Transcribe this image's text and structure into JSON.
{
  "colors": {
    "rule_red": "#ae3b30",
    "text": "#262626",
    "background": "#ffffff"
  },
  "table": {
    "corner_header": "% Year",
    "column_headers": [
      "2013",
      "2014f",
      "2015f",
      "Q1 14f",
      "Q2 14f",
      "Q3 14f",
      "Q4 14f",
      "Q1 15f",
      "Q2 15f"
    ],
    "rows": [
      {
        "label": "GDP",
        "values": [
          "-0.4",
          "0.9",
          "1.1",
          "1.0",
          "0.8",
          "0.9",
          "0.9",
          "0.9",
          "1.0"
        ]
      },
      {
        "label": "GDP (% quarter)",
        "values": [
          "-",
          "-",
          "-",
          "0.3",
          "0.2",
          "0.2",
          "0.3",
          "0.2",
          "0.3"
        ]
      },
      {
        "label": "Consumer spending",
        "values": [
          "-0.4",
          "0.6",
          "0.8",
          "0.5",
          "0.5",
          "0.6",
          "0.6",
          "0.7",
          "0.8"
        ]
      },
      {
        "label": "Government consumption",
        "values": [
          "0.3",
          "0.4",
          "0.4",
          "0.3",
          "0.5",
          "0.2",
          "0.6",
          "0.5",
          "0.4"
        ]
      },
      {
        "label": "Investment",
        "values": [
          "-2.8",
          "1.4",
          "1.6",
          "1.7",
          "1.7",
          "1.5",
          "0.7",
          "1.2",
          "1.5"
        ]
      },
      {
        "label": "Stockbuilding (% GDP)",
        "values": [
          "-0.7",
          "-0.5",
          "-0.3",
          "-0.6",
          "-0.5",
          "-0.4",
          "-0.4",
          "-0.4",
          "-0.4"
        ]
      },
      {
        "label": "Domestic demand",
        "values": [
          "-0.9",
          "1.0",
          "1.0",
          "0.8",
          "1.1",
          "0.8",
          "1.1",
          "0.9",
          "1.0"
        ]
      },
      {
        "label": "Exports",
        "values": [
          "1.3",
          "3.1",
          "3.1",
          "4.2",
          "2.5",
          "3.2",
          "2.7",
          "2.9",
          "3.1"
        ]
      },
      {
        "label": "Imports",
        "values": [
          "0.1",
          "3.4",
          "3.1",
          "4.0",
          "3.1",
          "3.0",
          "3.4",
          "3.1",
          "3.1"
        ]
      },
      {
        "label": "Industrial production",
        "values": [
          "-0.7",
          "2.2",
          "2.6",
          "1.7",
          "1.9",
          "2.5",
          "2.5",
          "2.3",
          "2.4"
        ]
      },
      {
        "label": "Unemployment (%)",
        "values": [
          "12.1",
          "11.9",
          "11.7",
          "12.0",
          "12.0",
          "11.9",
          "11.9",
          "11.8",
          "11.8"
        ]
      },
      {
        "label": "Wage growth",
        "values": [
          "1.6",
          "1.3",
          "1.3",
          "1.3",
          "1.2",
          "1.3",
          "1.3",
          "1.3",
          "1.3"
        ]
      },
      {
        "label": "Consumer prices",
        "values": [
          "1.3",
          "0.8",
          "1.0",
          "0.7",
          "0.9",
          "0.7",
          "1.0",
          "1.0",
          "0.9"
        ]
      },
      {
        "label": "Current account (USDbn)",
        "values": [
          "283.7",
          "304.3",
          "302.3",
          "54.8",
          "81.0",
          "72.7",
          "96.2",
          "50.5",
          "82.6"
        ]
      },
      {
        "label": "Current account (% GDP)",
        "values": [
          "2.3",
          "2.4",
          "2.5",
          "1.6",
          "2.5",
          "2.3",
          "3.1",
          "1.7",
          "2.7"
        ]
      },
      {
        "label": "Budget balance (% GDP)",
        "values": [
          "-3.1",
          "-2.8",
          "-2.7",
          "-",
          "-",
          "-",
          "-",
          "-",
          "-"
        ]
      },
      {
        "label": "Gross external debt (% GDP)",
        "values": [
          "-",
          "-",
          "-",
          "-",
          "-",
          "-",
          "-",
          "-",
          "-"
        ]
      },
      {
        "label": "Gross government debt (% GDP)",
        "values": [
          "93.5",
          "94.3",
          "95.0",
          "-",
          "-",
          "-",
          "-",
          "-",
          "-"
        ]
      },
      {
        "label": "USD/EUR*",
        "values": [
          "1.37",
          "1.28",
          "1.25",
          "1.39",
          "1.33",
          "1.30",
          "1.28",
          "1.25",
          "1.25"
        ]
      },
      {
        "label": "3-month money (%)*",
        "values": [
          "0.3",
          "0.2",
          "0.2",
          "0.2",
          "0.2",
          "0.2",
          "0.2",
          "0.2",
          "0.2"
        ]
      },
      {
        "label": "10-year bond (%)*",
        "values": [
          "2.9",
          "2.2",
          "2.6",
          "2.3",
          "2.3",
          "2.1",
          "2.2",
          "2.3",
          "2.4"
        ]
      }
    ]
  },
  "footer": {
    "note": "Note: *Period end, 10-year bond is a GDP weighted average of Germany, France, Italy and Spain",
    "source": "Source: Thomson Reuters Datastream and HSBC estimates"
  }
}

• **Exercise aim**:
From the records above, extract every entry exactly as given.

• **Result of this task**:
Transcribe this image's text and structure into JSON.
{
  "colors": {
    "rule_red": "#ae3b30",
    "text": "#262626",
    "background": "#ffffff"
  },
  "table": {
    "corner_header": "% Year",
    "column_headers": [
      "2013",
      "2014f",
      "2015f",
      "Q1 14f",
      "Q2 14f",
      "Q3 14f",
      "Q4 14f",
      "Q1 15f",
      "Q2 15f"
    ],
    "rows": [
      {
        "label": "GDP",
        "values": [
          "-0.4",
          "0.9",
          "1.1",
          "1.0",
          "0.8",
          "0.9",
          "0.9",
          "0.9",
          "1.0"
        ]
      },
      {
        "label": "GDP (% quarter)",
        "values": [
          "-",
          "-",
          "-",
          "0.3",
          "0.2",
          "0.2",
          "0.3",
          "0.2",
          "0.3"
        ]
      },
      {
        "label": "Consumer spending",
        "values": [
          "-0.4",
          "0.6",
          "0.8",
          "0.5",
          "0.5",
          "0.6",
          "0.6",
          "0.7",
          "0.8"
        ]
      },
      {
        "label": "Government consumption",
        "values": [
          "0.3",
          "0.4",
          "0.4",
          "0.3",
          "0.5",
          "0.2",
          "0.6",
          "0.5",
          "0.4"
        ]
      },
      {
        "label": "Investment",
        "values": [
          "-2.8",
          "1.4",
          "1.6",
          "1.7",
          "1.7",
          "1.5",
          "0.7",
          "1.2",
          "1.5"
        ]
      },
      {
        "label": "Stockbuilding (% GDP)",
        "values": [
          "-0.7",
          "-0.5",
          "-0.3",
          "-0.6",
          "-0.5",
          "-0.4",
          "-0.4",
          "-0.4",
          "-0.4"
        ]
      },
      {
        "label": "Domestic demand",
        "values": [
          "-0.9",
          "1.0",
          "1.0",
          "0.8",
          "1.1",
          "0.8",
          "1.1",
          "0.9",
          "1.0"
        ]
      },
      {
        "label": "Exports",
        "values": [
          "1.3",
          "3.1",
          "3.1",
          "4.2",
          "2.5",
          "3.2",
          "2.7",
          "2.9",
          "3.1"
        ]
      },
      {
        "label": "Imports",
        "values": [
          "0.1",
          "3.4",
          "3.1",
          "4.0",
          "3.1",
          "3.0",
          "3.4",
          "3.1",
          "3.1"
        ]
      },
      {
        "label": "Industrial production",
        "values": [
          "-0.7",
          "2.2",
          "2.6",
          "1.7",
          "1.9",
          "2.5",
          "2.5",
          "2.3",
          "2.4"
        ]
      },
      {
        "label": "Unemployment (%)",
        "values": [
          "12.1",
          "11.9",
          "11.7",
          "12.0",
          "12.0",
          "11.9",
          "11.9",
          "11.8",
          "11.8"
        ]
      },
      {
        "label": "Wage growth",
        "values": [
          "1.6",
          "1.3",
          "1.3",
          "1.3",
          "1.2",
          "1.3",
          "1.3",
          "1.3",
          "1.3"
        ]
      },
      {
        "label": "Consumer prices",
        "values": [
          "1.3",
          "0.8",
          "1.0",
          "0.7",
          "0.9",
          "0.7",
          "1.0",
          "1.0",
          "0.9"
        ]
      },
      {
        "label": "Current account (USDbn)",
        "values": [
          "283.7",
          "304.3",
          "302.3",
          "54.8",
          "81.0",
          "72.7",
          "96.2",
          "50.5",
          "82.6"
        ]
      },
      {
        "label": "Current account (% GDP)",
        "values": [
          "2.3",
          "2.4",
          "2.5",
          "1.6",
          "2.5",
          "2.3",
          "3.1",
          "1.7",
          "2.7"
        ]
      },
      {
        "label": "Budget balance (% GDP)",
        "values": [
          "-3.1",
          "-2.8",
          "-2.7",
          "-",
          "-",
          "-",
          "-",
          "-",
          "-"
        ]
      },
      {
        "label": "Gross external debt (% GDP)",
        "values": [
          "-",
          "-",
          "-",
          "-",
          "-",
          "-",
          "-",
          "-",
          "-"
        ]
      },
      {
        "label": "Gross government debt (% GDP)",
        "values": [
          "93.5",
          "94.3",
          "95.0",
          "-",
          "-",
          "-",
          "-",
          "-",
          "-"
        ]
      },
      {
        "label": "USD/EUR*",
        "values": [
          "1.37",
          "1.28",
          "1.25",
          "1.39",
          "1.33",
          "1.30",
          "1.28",
          "1.25",
          "1.25"
        ]
      },
      {
        "label": "3-month money (%)*",
        "values": [
          "0.3",
          "0.2",
          "0.2",
          "0.2",
          "0.2",
          "0.2",
          "0.2",
          "0.2",
          "0.2"
        ]
      },
      {
        "label": "10-year bond (%)*",
        "values": [
          "2.9",
          "2.2",
          "2.6",
          "2.3",
          "2.3",
          "2.1",
          "2.2",
          "2.3",
          "2.4"
        ]
      }
    ]
  },
  "footer": {
    "note": "Note: *Period end, 10-year bond is a GDP weighted average of Germany, France, Italy and Spain",
    "source": "Source: Thomson Reuters Datastream and HSBC estimates"
  }
}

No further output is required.